--- BEGIN RECORD EXCERPTS ---
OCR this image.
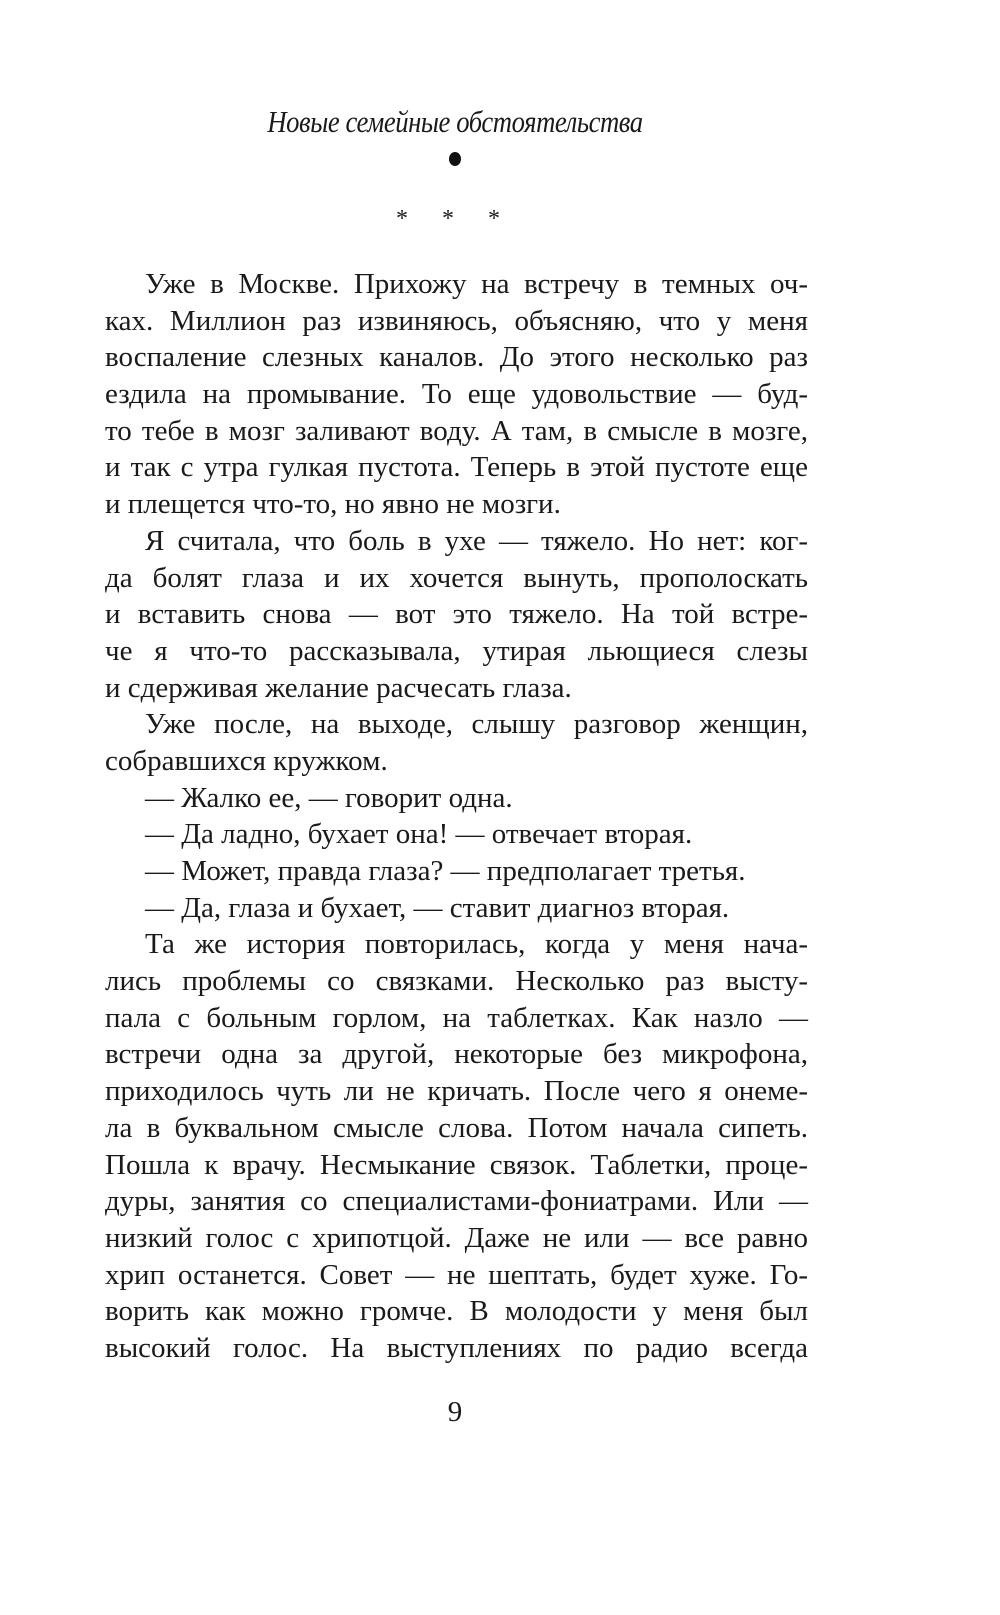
Новые семейные обстоятельства
* * *
Уже в Москве. Прихожу на встречу в темных оч-
ках. Миллион раз извиняюсь, объясняю, что у меня
воспаление слезных каналов. До этого несколько раз
ездила на промывание. То еще удовольствие — буд-
то тебе в мозг заливают воду. А там, в смысле в мозге,
и так с утра гулкая пустота. Теперь в этой пустоте еще
и плещется что-то, но явно не мозги.
Я считала, что боль в ухе — тяжело. Но нет: ког-
да болят глаза и их хочется вынуть, прополоскать
и вставить снова — вот это тяжело. На той встре-
че я что-то рассказывала, утирая льющиеся слезы
и сдерживая желание расчесать глаза.
Уже после, на выходе, слышу разговор женщин,
собравшихся кружком.
— Жалко ее, — говорит одна.
— Да ладно, бухает она! — отвечает вторая.
— Может, правда глаза? — предполагает третья.
— Да, глаза и бухает, — ставит диагноз вторая.
Та же история повторилась, когда у меня нача-
лись проблемы со связками. Несколько раз высту-
пала с больным горлом, на таблетках. Как назло —
встречи одна за другой, некоторые без микрофона,
приходилось чуть ли не кричать. После чего я онеме-
ла в буквальном смысле слова. Потом начала сипеть.
Пошла к врачу. Несмыкание связок. Таблетки, проце-
дуры, занятия со специалистами-фониатрами. Или —
низкий голос с хрипотцой. Даже не или — все равно
хрип останется. Совет — не шептать, будет хуже. Го-
ворить как можно громче. В молодости у меня был
высокий голос. На выступлениях по радио всегда
9
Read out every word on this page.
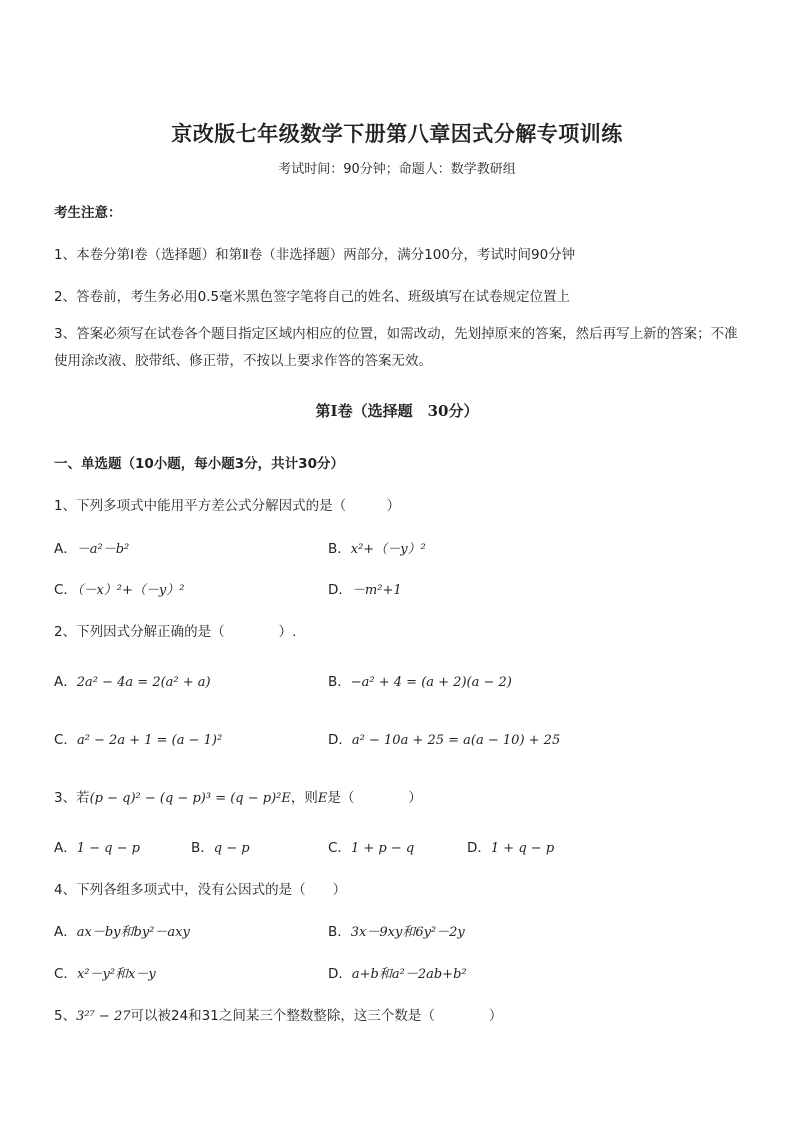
京改版七年级数学下册第八章因式分解专项训练
考试时间：90分钟；命题人：数学教研组
考生注意：
1、本卷分第Ⅰ卷（选择题）和第Ⅱ卷（非选择题）两部分，满分100分，考试时间90分钟
2、答卷前，考生务必用0.5毫米黑色签字笔将自己的姓名、班级填写在试卷规定位置上
3、答案必须写在试卷各个题目指定区域内相应的位置，如需改动，先划掉原来的答案，然后再写上新的答案；不准使用涂改液、胶带纸、修正带，不按以上要求作答的答案无效。
第Ⅰ卷（选择题　30分）
一、单选题（10小题，每小题3分，共计30分）
1、下列多项式中能用平方差公式分解因式的是（　　　）
A．－a²－b²	B．x²+（－y）²
C．（－x）²+（－y）²	D．－m²+1
2、下列因式分解正确的是（　　　　）.
A．2a² − 4a = 2(a² + a)	B．−a² + 4 = (a + 2)(a − 2)
C．a² − 2a + 1 = (a − 1)²	D．a² − 10a + 25 = a(a − 10) + 25
3、若(p − q)² − (q − p)³ = (q − p)²E，则E是（　　　　）
A．1 − q − p	B．q − p	C．1 + p − q	D．1 + q − p
4、下列各组多项式中，没有公因式的是（　　）
A．ax－by和by²－axy	B．3x－9xy和6y²－2y
C．x²－y²和x－y	D．a+b和a²－2ab+b²
5、3²⁷ − 27可以被24和31之间某三个整数整除，这三个数是（　　　　）
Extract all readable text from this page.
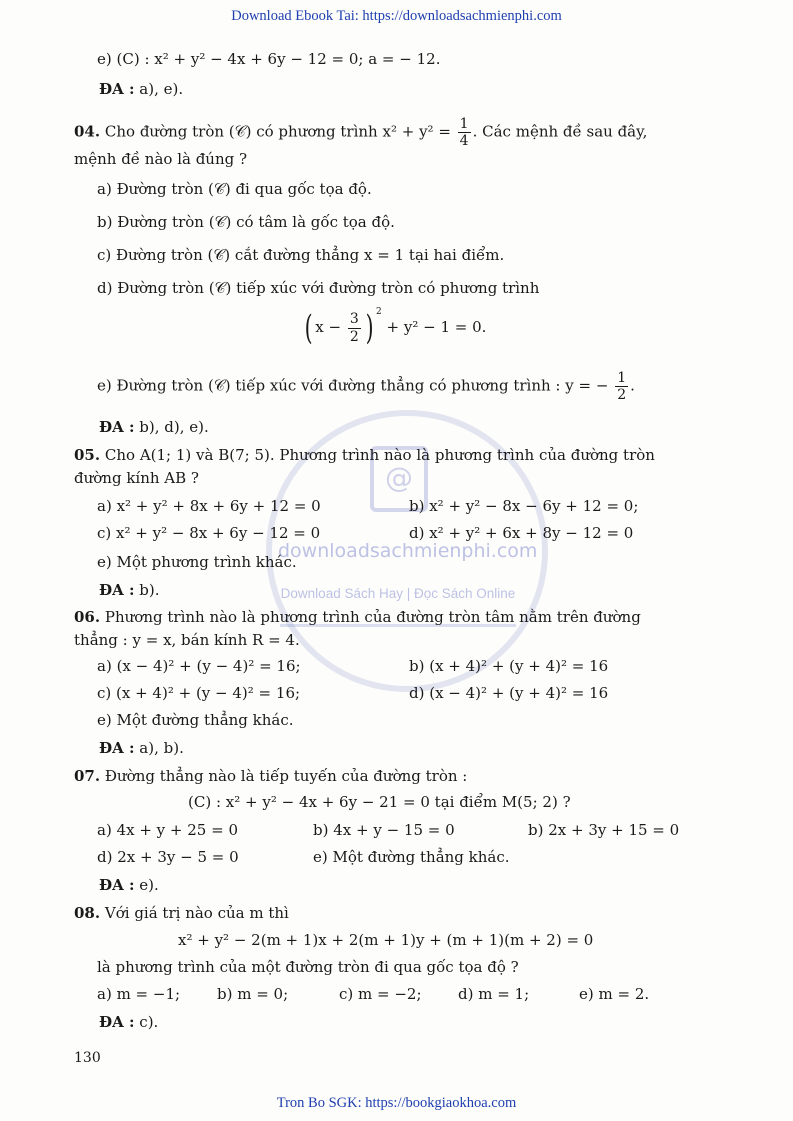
Download Ebook Tai: https://downloadsachmienphi.com
@
downloadsachmienphi.com
Download Sách Hay | Đọc Sách Online
e) (C) : x² + y² − 4x + 6y − 12 = 0; a = − 12.
ĐA : a), e).
04. Cho đường tròn (𝒞) có phương trình $x^2 + y^2 = \frac{1}{4}$ . Các mệnh đề sau đây,
mệnh đề nào là đúng ?
a) Đường tròn (𝒞) đi qua gốc tọa độ.
b) Đường tròn (𝒞) có tâm là gốc tọa độ.
c) Đường tròn (𝒞) cắt đường thẳng x = 1 tại hai điểm.
d) Đường tròn (𝒞) tiếp xúc với đường tròn có phương trình
( $x - \frac{3}{2}$ ) $^2$ + y² − 1 = 0.
e) Đường tròn (𝒞) tiếp xúc với đường thẳng có phương trình : y = − $\frac{1}{2}$ .
ĐA : b), d), e).
05. Cho A(1; 1) và B(7; 5). Phương trình nào là phương trình của đường tròn
đường kính AB ?
a) x² + y² + 8x + 6y + 12 = 0	b) x² + y² − 8x − 6y + 12 = 0;
c) x² + y² − 8x + 6y − 12 = 0	d) x² + y² + 6x + 8y − 12 = 0
e) Một phương trình khác.
ĐA : b).
06. Phương trình nào là phương trình của đường tròn tâm nằm trên đường
thẳng : y = x, bán kính R = 4.
a) (x − 4)² + (y − 4)² = 16;	b) (x + 4)² + (y + 4)² = 16
c) (x + 4)² + (y − 4)² = 16;	d) (x − 4)² + (y + 4)² = 16
e) Một đường thẳng khác.
ĐA : a), b).
07. Đường thẳng nào là tiếp tuyến của đường tròn :
(C) : x² + y² − 4x + 6y − 21 = 0 tại điểm M(5; 2) ?
a) 4x + y + 25 = 0	b) 4x + y − 15 = 0	b) 2x + 3y + 15 = 0
d) 2x + 3y − 5 = 0	e) Một đường thẳng khác.
ĐA : e).
08. Với giá trị nào của m thì
x² + y² − 2(m + 1)x + 2(m + 1)y + (m + 1)(m + 2) = 0
là phương trình của một đường tròn đi qua gốc tọa độ ?
a) m = −1; b) m = 0;	c) m = −2; d) m = 1;	e) m = 2.
ĐA : c).
130
Tron Bo SGK: https://bookgiaokhoa.com
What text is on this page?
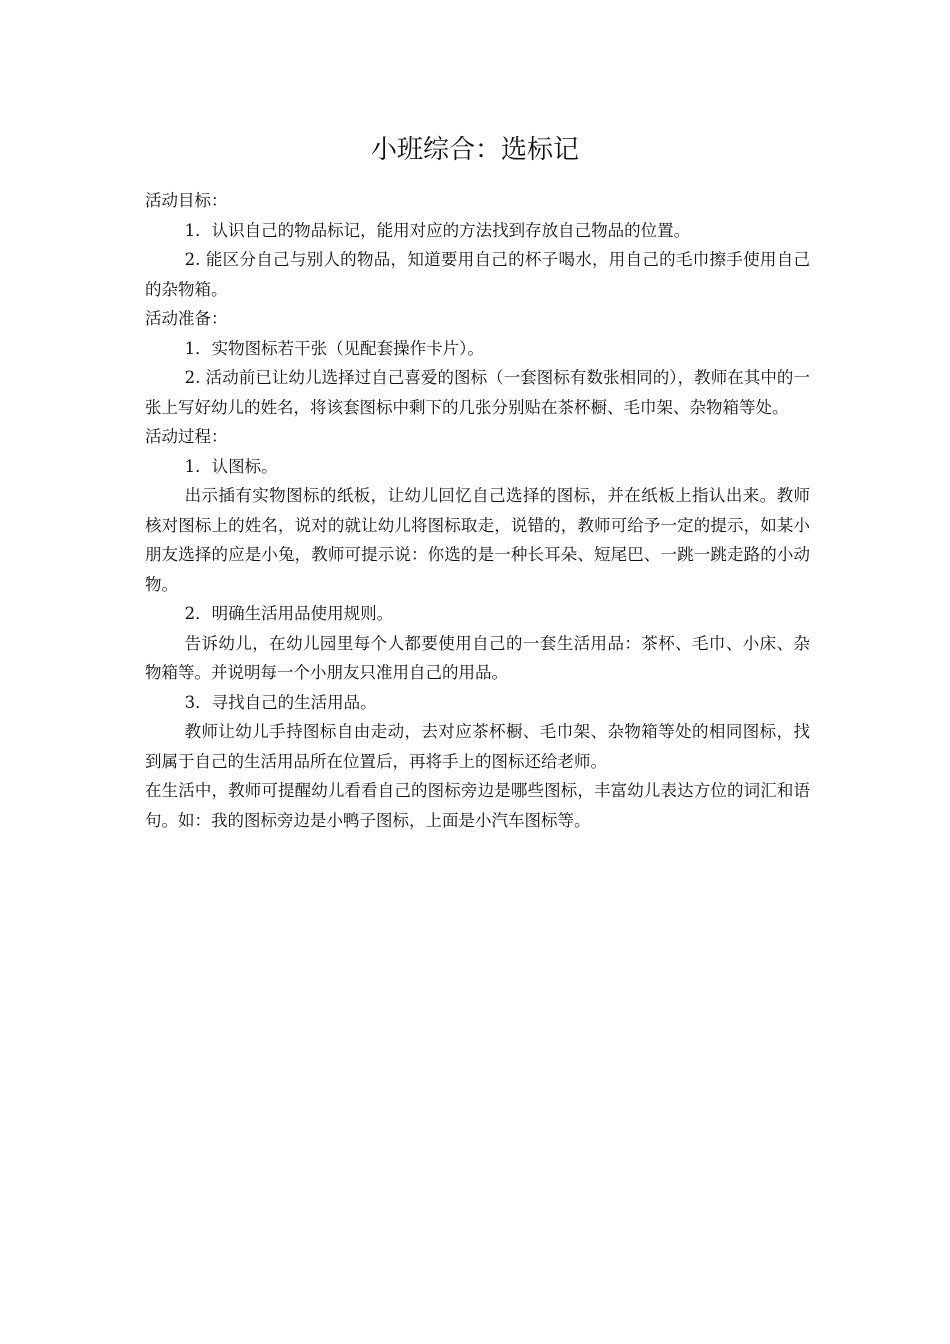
小班综合：选标记

活动目标：

1．认识自己的物品标记，能用对应的方法找到存放自己物品的位置。

2. 能区分自己与别人的物品，知道要用自己的杯子喝水，用自己的毛巾擦手使用自己的杂物箱。

活动准备：

1．实物图标若干张（见配套操作卡片）。

2. 活动前已让幼儿选择过自己喜爱的图标（一套图标有数张相同的），教师在其中的一张上写好幼儿的姓名，将该套图标中剩下的几张分别贴在茶杯橱、毛巾架、杂物箱等处。

活动过程：

1．认图标。

出示插有实物图标的纸板，让幼儿回忆自己选择的图标，并在纸板上指认出来。教师核对图标上的姓名，说对的就让幼儿将图标取走，说错的，教师可给予一定的提示，如某小朋友选择的应是小兔，教师可提示说：你选的是一种长耳朵、短尾巴、一跳一跳走路的小动物。

2．明确生活用品使用规则。

告诉幼儿，在幼儿园里每个人都要使用自己的一套生活用品：茶杯、毛巾、小床、杂物箱等。并说明每一个小朋友只准用自己的用品。

3．寻找自己的生活用品。

教师让幼儿手持图标自由走动，去对应茶杯橱、毛巾架、杂物箱等处的相同图标，找到属于自己的生活用品所在位置后，再将手上的图标还给老师。

在生活中，教师可提醒幼儿看看自己的图标旁边是哪些图标，丰富幼儿表达方位的词汇和语句。如：我的图标旁边是小鸭子图标，上面是小汽车图标等。
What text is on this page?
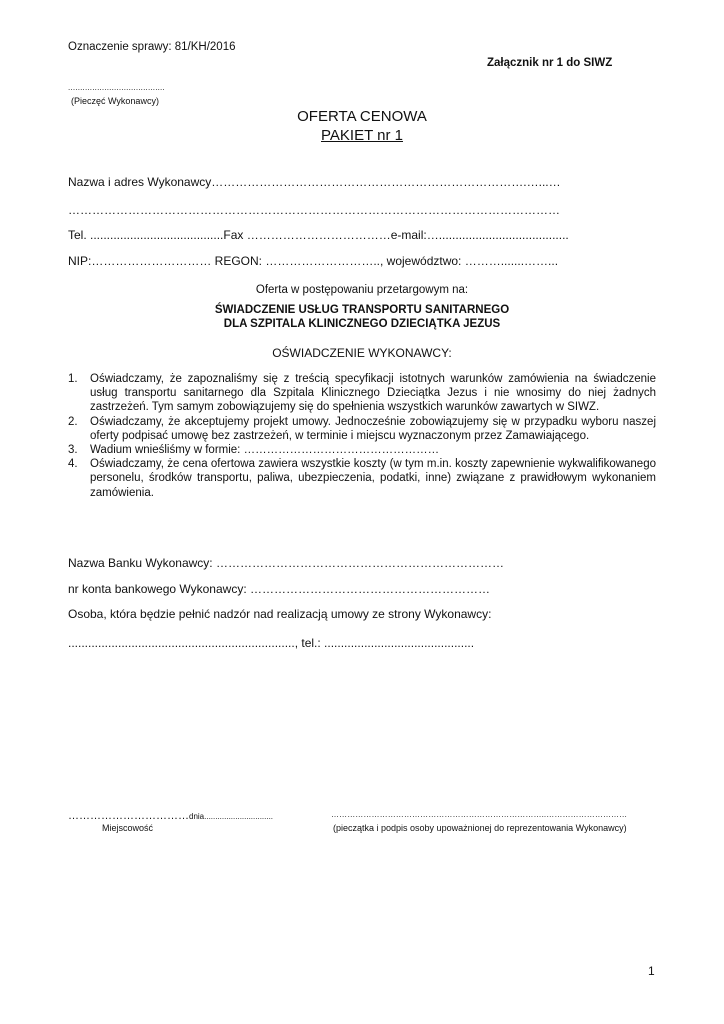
Oznaczenie sprawy: 81/KH/2016
Załącznik nr 1 do SIWZ
........................................
(Pieczęć Wykonawcy)
OFERTA CENOWA
PAKIET nr 1
Nazwa i adres Wykonawcy…………………………………………………………………….…...…
……………………………………………………………………………………………………………
Tel. ........................................Fax ………………………………e-mail:….......................................
NIP:………………………… REGON: ……………………….., województwo: ……….......……...
Oferta w postępowaniu przetargowym na:
ŚWIADCZENIE USŁUG TRANSPORTU SANITARNEGO
DLA SZPITALA KLINICZNEGO DZIECIĄTKA JEZUS
OŚWIADCZENIE WYKONAWCY:
1. Oświadczamy, że zapoznaliśmy się z treścią specyfikacji istotnych warunków zamówienia na świadczenie usług transportu sanitarnego dla Szpitala Klinicznego Dzieciątka Jezus i nie wnosimy do niej żadnych zastrzeżeń. Tym samym zobowiązujemy się do spełnienia wszystkich warunków zawartych w SIWZ.
2. Oświadczamy, że akceptujemy projekt umowy. Jednocześnie zobowiązujemy się w przypadku wyboru naszej oferty podpisać umowę bez zastrzeżeń, w terminie i miejscu wyznaczonym przez Zamawiającego.
3. Wadium wnieśliśmy w formie: ……………………………………………
4. Oświadczamy, że cena ofertowa zawiera wszystkie koszty (w tym m.in. koszty zapewnienie wykwalifikowanego personelu, środków transportu, paliwa, ubezpieczenia, podatki, inne) związane z prawidłowym wykonaniem zamówienia.
Nazwa Banku Wykonawcy: ………………………………………………………………
nr konta bankowego Wykonawcy: ……………………………………………………
Osoba, która będzie pełnić nadzór nad realizacją umowy ze strony Wykonawcy:
...................................................................., tel.: .............................................
……………………………dnia...............................	……………………………………………………………………..…………………………
Miejscowość	(pieczątka i podpis osoby upoważnionej do reprezentowania Wykonawcy)
1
--- END RECORD EXCERPTS ---
◆ GIVEN TASK ◆
Go through the material above and copy each line that has the word "khác".

◆ WORKED SOLUTION ◆
e) Một phương trình khác.
e) Một đường thẳng khác.
d) 2x + 3y − 5 = 0	e) Một đường thẳng khác.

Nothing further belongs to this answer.